(PROVIDED PASSAGE)

The Sutra of Hearing the Messiah (序聽迷詩所經 (Xùtīng Míshīsuǒ Jīng)) is a Chinese language manuscript about Christian teachings from the Church of the East. It is considered to be one of the oldest of the Jingjiao Documents, dated between 635 AD and 638 AD. The Sutra of Hearing the Messiah was found at the Mogao Caves in Dunhuang and collected by Takakusu Junjiro.

== Contents ==
Composed of 206 verses, the document provides a basic outline of the fundamental teachings of Christianity. It begins with twenty verses of invocation about the invisible God and to the heavenly spirits that serve him, followed by a description of humanity and the distance caused by sin and the condition of mortality. The text continues to speak of the virgin birth and the death of Jesus Christ. The manuscript is incomplete, ending abruptly and mid-verse discussing Jesus' death.

== Chinese Terms ==
This document is thought to have been one of the early missionary devices of the Church of the East, dating around the time of Bishop Alopen, a Syriac-speaking Persian. The translations of names and religious terms in this text are different to the modern translations, and in some cases show influence from Buddhism. Some examples of translations of names are given in the table below.

(End PROVIDED PASSAGE)
(EXCERPTED DATA)

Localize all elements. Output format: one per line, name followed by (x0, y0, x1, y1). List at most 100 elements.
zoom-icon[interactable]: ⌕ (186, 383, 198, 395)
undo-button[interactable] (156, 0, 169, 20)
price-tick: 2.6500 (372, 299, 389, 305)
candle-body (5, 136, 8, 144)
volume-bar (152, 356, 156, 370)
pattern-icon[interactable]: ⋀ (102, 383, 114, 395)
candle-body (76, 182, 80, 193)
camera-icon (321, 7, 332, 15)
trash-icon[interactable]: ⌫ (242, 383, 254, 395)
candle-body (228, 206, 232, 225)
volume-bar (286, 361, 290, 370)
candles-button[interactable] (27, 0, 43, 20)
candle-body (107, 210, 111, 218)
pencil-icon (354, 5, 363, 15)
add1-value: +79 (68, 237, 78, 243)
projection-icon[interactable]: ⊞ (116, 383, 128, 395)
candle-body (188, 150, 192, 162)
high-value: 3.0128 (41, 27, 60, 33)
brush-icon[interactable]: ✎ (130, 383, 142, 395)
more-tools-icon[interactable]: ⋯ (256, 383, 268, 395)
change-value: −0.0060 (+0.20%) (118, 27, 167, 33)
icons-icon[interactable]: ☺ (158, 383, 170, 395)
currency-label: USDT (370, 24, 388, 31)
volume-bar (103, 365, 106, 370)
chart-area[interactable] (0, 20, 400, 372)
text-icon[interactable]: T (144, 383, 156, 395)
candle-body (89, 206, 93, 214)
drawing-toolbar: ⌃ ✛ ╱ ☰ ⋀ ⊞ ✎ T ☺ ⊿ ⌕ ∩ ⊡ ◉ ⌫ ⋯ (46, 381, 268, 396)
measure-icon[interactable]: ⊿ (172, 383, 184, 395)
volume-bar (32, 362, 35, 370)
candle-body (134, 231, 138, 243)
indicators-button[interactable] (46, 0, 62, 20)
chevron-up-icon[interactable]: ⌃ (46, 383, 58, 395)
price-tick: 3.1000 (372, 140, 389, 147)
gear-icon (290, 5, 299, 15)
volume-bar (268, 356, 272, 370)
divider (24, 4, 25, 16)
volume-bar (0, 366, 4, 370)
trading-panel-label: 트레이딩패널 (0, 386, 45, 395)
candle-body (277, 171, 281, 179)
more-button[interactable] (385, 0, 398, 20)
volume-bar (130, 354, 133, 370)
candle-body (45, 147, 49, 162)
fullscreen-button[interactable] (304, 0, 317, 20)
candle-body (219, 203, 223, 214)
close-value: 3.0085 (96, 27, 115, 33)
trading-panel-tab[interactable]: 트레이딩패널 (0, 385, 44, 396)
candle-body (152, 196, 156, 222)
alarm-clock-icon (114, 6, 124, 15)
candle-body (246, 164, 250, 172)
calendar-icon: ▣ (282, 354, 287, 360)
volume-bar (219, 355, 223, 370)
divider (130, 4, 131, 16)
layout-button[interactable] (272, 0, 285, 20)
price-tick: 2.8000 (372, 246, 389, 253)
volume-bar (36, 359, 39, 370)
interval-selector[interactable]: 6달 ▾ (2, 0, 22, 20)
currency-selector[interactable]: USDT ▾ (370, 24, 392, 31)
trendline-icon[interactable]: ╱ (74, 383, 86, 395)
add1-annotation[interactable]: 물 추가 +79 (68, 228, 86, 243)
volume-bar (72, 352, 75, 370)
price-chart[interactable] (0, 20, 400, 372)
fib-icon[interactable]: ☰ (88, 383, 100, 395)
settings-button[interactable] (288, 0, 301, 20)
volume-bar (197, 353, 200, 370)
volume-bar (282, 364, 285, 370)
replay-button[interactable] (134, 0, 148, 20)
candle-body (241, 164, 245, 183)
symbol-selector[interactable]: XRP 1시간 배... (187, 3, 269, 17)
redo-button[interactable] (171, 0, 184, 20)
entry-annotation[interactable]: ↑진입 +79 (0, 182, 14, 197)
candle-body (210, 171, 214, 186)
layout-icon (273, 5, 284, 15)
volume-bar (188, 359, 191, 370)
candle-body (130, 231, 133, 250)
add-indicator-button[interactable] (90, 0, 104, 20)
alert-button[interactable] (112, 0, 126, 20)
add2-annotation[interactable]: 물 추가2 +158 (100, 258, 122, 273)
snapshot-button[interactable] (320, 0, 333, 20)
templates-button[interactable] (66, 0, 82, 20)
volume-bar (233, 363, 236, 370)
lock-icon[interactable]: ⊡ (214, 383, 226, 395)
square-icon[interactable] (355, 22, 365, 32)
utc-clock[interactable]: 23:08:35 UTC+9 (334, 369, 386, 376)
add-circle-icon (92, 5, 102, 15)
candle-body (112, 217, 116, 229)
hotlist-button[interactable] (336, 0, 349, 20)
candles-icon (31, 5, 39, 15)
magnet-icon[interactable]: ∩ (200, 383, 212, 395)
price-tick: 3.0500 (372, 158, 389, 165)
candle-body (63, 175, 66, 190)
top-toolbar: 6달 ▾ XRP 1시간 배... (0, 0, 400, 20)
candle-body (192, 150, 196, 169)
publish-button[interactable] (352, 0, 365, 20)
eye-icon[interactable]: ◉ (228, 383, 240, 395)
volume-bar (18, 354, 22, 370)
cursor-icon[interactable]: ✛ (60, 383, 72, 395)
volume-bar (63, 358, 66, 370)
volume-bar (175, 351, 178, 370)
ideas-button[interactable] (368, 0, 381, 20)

(End EXCERPTED DATA)

> **ACTIVITY**: Please mark each statement yes or no according to the passage on the Sutra of Hearing the Messiah, and quote the words of the passage that decide it: 1. The manuscript was found at the Mogao Caves in Dunhuang. 2. The document has more than 300 verses. 3. The manuscript closes with a complete account of Jesus' death.

> **SOLUTION FOR THIS PROBLEM**:
1. Yes: "The Sutra of Hearing the Messiah was found at the Mogao Caves in Dunhuang"
2. No: "Composed of 206 verses"
3. No: "The manuscript is incomplete, ending abruptly and mid-verse discussing Jesus' death."